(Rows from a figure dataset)
____

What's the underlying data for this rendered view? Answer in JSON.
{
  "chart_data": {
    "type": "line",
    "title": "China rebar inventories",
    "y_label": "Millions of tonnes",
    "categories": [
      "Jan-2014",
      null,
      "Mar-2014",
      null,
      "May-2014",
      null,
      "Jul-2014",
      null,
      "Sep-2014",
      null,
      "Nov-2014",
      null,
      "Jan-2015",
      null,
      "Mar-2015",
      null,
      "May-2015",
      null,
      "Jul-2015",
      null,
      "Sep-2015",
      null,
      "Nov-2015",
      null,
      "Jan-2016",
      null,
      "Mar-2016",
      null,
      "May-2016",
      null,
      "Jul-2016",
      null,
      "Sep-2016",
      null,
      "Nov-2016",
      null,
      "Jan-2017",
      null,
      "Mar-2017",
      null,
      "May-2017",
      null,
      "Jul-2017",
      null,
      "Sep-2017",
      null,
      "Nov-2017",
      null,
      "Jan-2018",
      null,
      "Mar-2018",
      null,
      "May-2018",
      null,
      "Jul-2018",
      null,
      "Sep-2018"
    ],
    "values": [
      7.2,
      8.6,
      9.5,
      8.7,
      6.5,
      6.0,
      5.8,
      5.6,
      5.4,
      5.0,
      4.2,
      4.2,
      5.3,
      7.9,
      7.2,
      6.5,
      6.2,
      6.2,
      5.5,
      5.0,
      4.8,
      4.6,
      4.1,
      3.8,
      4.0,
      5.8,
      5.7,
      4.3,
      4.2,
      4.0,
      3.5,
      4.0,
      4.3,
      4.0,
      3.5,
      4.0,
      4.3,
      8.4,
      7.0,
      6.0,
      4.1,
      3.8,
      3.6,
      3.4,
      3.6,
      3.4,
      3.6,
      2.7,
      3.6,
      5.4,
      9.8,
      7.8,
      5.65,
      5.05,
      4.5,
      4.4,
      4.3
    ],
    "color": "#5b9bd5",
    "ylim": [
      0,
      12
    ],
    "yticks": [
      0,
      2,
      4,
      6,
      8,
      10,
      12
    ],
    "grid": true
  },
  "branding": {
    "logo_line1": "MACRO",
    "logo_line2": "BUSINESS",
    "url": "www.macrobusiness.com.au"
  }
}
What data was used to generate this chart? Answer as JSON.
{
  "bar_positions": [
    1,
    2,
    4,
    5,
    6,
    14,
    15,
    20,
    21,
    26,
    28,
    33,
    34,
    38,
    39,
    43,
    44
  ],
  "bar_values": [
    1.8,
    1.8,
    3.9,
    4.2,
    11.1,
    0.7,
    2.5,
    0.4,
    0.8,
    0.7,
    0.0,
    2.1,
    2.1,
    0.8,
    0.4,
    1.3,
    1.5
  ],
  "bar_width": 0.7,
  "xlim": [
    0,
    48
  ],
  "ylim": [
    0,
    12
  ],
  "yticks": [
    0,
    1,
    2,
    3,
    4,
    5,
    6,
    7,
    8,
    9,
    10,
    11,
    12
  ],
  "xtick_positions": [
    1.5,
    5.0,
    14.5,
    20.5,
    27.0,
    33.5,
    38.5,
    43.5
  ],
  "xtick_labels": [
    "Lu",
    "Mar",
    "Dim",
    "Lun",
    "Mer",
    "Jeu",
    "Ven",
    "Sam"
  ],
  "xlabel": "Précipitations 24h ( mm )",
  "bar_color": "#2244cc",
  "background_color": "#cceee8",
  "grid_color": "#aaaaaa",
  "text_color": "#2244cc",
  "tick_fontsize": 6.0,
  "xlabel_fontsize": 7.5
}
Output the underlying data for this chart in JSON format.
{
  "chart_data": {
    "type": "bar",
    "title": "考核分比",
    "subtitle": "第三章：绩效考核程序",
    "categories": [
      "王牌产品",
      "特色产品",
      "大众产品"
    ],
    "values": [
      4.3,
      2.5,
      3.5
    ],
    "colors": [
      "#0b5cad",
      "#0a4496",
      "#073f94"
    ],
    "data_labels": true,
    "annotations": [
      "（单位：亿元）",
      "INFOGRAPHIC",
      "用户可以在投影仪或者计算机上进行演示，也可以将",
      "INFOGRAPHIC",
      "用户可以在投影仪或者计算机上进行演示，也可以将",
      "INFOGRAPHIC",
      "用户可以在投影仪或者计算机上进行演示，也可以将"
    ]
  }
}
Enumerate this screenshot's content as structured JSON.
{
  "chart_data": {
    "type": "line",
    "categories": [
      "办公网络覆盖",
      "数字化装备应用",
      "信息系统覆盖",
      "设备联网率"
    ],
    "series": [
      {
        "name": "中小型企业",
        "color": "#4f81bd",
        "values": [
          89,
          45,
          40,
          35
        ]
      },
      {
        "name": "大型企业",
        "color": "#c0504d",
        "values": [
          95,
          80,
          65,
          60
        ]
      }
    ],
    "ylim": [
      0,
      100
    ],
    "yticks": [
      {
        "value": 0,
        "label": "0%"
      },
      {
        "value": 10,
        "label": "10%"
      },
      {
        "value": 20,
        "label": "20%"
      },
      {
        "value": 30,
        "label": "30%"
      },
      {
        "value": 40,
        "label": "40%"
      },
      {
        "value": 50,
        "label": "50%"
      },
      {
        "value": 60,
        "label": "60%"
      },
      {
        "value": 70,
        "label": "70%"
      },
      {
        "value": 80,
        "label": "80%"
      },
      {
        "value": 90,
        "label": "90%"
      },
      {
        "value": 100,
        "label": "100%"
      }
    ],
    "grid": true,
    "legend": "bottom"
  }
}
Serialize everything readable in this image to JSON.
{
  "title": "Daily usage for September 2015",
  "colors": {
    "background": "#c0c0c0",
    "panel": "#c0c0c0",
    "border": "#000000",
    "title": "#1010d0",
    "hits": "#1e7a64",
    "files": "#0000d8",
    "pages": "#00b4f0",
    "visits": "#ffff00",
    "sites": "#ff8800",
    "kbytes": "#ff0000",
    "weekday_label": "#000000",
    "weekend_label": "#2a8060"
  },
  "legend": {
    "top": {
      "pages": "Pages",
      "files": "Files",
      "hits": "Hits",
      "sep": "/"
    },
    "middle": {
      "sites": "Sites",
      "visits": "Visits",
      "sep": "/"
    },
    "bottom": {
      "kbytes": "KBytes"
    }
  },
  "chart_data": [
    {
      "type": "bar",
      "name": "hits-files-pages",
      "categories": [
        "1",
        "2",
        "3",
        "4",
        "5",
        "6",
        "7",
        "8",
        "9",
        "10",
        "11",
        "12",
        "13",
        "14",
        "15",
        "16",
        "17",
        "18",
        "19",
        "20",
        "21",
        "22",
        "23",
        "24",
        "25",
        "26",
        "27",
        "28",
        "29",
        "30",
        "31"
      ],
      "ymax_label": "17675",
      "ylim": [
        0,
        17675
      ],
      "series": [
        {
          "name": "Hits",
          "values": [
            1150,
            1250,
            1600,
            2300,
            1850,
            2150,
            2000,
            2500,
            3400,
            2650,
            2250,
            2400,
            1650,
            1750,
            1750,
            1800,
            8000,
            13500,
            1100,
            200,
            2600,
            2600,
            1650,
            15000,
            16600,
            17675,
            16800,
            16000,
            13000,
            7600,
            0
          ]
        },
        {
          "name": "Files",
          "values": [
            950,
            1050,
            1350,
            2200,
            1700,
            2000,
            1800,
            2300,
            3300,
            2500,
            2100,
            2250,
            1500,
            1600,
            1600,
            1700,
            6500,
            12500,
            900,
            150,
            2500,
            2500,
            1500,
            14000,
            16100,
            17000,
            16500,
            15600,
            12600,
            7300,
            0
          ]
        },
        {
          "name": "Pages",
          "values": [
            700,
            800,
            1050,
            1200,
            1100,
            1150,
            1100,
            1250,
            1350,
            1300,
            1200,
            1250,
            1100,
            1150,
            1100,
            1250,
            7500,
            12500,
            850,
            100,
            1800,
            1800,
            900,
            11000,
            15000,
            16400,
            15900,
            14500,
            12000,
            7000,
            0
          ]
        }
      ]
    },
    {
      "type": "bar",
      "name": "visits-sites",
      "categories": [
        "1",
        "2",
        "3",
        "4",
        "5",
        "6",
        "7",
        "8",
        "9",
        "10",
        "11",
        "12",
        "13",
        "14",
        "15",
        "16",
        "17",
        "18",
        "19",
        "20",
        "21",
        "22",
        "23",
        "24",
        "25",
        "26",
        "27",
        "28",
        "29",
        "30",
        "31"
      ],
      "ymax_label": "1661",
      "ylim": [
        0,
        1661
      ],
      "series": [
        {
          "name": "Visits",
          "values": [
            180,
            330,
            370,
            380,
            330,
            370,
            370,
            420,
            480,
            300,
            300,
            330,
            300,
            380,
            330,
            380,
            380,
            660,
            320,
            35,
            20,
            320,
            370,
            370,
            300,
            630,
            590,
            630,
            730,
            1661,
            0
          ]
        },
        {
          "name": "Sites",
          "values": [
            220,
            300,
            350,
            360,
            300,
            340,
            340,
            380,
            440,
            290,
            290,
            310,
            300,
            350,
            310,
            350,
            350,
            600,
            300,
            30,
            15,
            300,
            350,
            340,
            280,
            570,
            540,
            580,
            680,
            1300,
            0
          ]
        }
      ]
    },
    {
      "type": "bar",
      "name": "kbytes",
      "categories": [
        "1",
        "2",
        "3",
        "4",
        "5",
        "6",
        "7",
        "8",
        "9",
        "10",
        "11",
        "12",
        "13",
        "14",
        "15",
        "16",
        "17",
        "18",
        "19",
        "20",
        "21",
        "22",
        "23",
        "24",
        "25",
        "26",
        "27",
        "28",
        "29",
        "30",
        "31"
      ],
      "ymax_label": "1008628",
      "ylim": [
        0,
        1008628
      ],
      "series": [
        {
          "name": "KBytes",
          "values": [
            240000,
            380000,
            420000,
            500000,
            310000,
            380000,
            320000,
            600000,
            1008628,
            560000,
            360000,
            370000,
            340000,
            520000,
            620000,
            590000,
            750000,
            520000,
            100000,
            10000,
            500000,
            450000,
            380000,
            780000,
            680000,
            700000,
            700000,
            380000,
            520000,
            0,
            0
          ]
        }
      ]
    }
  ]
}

____

Written request: Count the lines that include the word "underlying" and state the result as a bare number.

Exercise solution: 2